**Data records**
**********

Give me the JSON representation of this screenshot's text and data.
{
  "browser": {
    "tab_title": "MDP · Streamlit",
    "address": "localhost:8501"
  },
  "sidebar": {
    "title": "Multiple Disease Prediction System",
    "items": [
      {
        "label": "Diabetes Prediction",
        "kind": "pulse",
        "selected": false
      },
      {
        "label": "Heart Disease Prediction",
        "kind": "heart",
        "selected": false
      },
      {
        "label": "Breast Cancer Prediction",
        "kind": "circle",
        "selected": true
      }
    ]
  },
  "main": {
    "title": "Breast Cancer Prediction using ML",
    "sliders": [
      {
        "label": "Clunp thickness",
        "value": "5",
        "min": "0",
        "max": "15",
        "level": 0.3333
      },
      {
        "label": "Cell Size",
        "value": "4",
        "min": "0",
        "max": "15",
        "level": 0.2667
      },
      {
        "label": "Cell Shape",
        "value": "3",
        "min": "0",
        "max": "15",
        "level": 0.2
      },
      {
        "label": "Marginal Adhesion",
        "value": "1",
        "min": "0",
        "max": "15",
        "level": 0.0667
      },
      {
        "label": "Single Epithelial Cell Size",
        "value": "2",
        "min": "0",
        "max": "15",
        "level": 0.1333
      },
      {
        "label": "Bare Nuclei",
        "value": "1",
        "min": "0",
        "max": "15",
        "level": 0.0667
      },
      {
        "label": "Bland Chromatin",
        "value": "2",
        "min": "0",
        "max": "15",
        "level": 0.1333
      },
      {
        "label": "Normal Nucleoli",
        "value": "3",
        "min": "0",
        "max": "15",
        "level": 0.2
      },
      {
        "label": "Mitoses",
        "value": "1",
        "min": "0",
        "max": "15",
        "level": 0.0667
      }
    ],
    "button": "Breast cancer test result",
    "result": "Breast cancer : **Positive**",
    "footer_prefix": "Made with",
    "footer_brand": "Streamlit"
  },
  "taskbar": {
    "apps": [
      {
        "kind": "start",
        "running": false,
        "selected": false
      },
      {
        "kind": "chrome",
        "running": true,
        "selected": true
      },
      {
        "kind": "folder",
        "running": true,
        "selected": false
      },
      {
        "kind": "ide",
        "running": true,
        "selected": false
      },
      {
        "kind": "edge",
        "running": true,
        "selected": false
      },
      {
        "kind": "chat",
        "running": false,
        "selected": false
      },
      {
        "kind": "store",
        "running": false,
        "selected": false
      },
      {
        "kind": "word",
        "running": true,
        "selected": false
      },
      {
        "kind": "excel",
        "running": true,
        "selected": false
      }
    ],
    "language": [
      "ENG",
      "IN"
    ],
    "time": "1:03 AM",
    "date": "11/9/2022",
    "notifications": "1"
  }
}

**********

**STATED EXERCISE**
From the records above, please extract every line and repeat it exactly.

**FULL ANSWER**
Give me the JSON representation of this screenshot's text and data.
{
  "browser": {
    "tab_title": "MDP · Streamlit",
    "address": "localhost:8501"
  },
  "sidebar": {
    "title": "Multiple Disease Prediction System",
    "items": [
      {
        "label": "Diabetes Prediction",
        "kind": "pulse",
        "selected": false
      },
      {
        "label": "Heart Disease Prediction",
        "kind": "heart",
        "selected": false
      },
      {
        "label": "Breast Cancer Prediction",
        "kind": "circle",
        "selected": true
      }
    ]
  },
  "main": {
    "title": "Breast Cancer Prediction using ML",
    "sliders": [
      {
        "label": "Clunp thickness",
        "value": "5",
        "min": "0",
        "max": "15",
        "level": 0.3333
      },
      {
        "label": "Cell Size",
        "value": "4",
        "min": "0",
        "max": "15",
        "level": 0.2667
      },
      {
        "label": "Cell Shape",
        "value": "3",
        "min": "0",
        "max": "15",
        "level": 0.2
      },
      {
        "label": "Marginal Adhesion",
        "value": "1",
        "min": "0",
        "max": "15",
        "level": 0.0667
      },
      {
        "label": "Single Epithelial Cell Size",
        "value": "2",
        "min": "0",
        "max": "15",
        "level": 0.1333
      },
      {
        "label": "Bare Nuclei",
        "value": "1",
        "min": "0",
        "max": "15",
        "level": 0.0667
      },
      {
        "label": "Bland Chromatin",
        "value": "2",
        "min": "0",
        "max": "15",
        "level": 0.1333
      },
      {
        "label": "Normal Nucleoli",
        "value": "3",
        "min": "0",
        "max": "15",
        "level": 0.2
      },
      {
        "label": "Mitoses",
        "value": "1",
        "min": "0",
        "max": "15",
        "level": 0.0667
      }
    ],
    "button": "Breast cancer test result",
    "result": "Breast cancer : **Positive**",
    "footer_prefix": "Made with",
    "footer_brand": "Streamlit"
  },
  "taskbar": {
    "apps": [
      {
        "kind": "start",
        "running": false,
        "selected": false
      },
      {
        "kind": "chrome",
        "running": true,
        "selected": true
      },
      {
        "kind": "folder",
        "running": true,
        "selected": false
      },
      {
        "kind": "ide",
        "running": true,
        "selected": false
      },
      {
        "kind": "edge",
        "running": true,
        "selected": false
      },
      {
        "kind": "chat",
        "running": false,
        "selected": false
      },
      {
        "kind": "store",
        "running": false,
        "selected": false
      },
      {
        "kind": "word",
        "running": true,
        "selected": false
      },
      {
        "kind": "excel",
        "running": true,
        "selected": false
      }
    ],
    "language": [
      "ENG",
      "IN"
    ],
    "time": "1:03 AM",
    "date": "11/9/2022",
    "notifications": "1"
  }
}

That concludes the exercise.